» **Task prompt**:
Print the line containing "Give me the" and each line after it through the end, please, with nothing added.

» **Material provided**:

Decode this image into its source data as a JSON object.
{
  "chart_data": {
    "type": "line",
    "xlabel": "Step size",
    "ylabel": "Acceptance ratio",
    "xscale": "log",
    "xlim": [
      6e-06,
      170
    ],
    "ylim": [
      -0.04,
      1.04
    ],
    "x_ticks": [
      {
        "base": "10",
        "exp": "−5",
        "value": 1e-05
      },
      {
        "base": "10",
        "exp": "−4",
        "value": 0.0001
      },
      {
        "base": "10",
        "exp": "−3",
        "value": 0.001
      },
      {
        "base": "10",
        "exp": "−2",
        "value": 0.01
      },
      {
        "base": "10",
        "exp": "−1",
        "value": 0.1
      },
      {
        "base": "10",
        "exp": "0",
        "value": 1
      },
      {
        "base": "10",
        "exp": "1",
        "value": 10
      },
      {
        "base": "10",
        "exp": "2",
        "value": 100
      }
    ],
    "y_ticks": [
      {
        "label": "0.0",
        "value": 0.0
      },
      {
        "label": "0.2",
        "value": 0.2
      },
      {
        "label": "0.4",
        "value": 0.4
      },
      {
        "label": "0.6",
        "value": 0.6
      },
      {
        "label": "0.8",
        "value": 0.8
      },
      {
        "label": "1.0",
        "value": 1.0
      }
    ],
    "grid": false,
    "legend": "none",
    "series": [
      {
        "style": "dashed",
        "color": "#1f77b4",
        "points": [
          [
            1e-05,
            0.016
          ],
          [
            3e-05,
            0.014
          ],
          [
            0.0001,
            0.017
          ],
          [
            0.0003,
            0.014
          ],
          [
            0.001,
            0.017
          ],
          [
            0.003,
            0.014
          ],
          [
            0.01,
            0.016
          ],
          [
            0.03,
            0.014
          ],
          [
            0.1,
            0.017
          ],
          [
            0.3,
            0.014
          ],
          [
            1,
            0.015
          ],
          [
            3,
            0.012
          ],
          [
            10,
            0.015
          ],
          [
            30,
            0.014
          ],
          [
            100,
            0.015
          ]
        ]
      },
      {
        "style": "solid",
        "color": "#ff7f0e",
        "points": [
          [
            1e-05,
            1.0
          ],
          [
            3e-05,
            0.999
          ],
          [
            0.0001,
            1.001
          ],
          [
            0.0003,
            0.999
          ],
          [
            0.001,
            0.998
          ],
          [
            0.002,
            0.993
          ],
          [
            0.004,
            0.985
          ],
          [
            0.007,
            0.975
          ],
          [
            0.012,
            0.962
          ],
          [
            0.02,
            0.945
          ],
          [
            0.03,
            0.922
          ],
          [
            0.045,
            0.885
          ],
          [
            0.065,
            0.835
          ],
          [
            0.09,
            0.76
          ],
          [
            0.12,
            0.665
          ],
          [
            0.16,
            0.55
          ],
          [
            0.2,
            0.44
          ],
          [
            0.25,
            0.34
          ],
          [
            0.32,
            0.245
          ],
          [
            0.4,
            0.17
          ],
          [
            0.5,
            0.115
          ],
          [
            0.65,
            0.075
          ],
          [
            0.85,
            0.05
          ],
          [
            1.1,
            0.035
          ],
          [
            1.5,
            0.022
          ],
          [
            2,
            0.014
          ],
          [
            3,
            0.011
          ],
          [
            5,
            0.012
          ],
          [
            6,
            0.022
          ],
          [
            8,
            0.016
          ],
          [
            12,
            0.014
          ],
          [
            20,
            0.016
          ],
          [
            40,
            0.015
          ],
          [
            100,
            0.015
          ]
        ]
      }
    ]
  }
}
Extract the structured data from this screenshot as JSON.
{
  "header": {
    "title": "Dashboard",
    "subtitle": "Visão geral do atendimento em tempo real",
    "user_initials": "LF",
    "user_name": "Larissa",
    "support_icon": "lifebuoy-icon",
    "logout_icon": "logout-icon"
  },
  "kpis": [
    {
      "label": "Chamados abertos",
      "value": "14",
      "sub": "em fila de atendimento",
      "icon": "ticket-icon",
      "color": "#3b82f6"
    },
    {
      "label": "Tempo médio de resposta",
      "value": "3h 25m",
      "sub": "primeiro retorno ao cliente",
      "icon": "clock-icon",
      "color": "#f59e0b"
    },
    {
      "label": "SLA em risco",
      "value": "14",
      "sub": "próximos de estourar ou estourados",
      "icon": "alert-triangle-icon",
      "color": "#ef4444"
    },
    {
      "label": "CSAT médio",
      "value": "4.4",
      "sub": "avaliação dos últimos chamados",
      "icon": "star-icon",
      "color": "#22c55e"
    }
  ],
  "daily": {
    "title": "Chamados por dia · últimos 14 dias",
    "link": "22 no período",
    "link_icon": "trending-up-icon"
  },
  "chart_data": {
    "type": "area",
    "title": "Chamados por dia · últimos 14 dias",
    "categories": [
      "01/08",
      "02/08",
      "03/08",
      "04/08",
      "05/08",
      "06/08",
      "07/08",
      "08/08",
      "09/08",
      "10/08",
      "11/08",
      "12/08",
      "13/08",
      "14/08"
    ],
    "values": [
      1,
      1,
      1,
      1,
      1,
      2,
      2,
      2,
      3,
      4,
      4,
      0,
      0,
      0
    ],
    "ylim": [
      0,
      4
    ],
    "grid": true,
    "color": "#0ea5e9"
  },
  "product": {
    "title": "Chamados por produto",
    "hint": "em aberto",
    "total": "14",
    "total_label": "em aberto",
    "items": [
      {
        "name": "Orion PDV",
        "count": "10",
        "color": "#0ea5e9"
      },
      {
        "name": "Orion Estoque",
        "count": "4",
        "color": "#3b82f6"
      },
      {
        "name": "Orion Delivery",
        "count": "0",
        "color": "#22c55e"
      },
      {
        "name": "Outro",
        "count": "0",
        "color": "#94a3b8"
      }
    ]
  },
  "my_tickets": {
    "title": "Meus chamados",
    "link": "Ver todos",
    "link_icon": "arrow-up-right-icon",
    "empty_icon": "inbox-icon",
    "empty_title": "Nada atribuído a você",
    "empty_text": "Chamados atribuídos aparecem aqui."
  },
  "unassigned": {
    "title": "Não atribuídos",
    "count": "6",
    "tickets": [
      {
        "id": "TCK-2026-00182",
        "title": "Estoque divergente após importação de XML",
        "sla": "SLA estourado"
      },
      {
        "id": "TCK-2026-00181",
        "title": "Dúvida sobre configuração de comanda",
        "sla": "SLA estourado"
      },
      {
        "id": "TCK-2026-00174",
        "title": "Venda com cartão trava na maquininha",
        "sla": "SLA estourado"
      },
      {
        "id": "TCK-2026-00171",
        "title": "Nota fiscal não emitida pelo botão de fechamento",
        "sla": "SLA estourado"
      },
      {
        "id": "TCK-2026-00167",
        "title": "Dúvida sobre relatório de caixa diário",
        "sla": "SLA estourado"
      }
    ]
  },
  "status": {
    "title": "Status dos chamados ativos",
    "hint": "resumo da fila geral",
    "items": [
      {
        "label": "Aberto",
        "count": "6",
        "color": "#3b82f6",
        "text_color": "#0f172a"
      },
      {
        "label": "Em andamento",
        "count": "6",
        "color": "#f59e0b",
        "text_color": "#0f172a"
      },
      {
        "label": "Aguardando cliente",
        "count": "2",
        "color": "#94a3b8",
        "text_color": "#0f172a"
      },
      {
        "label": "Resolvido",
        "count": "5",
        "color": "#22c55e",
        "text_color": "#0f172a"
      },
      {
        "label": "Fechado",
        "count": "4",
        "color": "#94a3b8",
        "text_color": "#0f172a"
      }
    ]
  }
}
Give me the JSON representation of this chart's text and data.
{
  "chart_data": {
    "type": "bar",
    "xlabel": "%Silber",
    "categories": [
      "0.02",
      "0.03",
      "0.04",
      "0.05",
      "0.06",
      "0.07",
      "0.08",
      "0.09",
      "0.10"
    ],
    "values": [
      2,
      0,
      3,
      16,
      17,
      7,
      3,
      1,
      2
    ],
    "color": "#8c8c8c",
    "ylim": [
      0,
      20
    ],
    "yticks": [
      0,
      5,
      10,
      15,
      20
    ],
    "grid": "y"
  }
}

» **Solution for this task**:
Give me the JSON representation of this chart's text and data.
{
  "chart_data": {
    "type": "bar",
    "xlabel": "%Silber",
    "categories": [
      "0.02",
      "0.03",
      "0.04",
      "0.05",
      "0.06",
      "0.07",
      "0.08",
      "0.09",
      "0.10"
    ],
    "values": [
      2,
      0,
      3,
      16,
      17,
      7,
      3,
      1,
      2
    ],
    "color": "#8c8c8c",
    "ylim": [
      0,
      20
    ],
    "yticks": [
      0,
      5,
      10,
      15,
      20
    ],
    "grid": "y"
  }
}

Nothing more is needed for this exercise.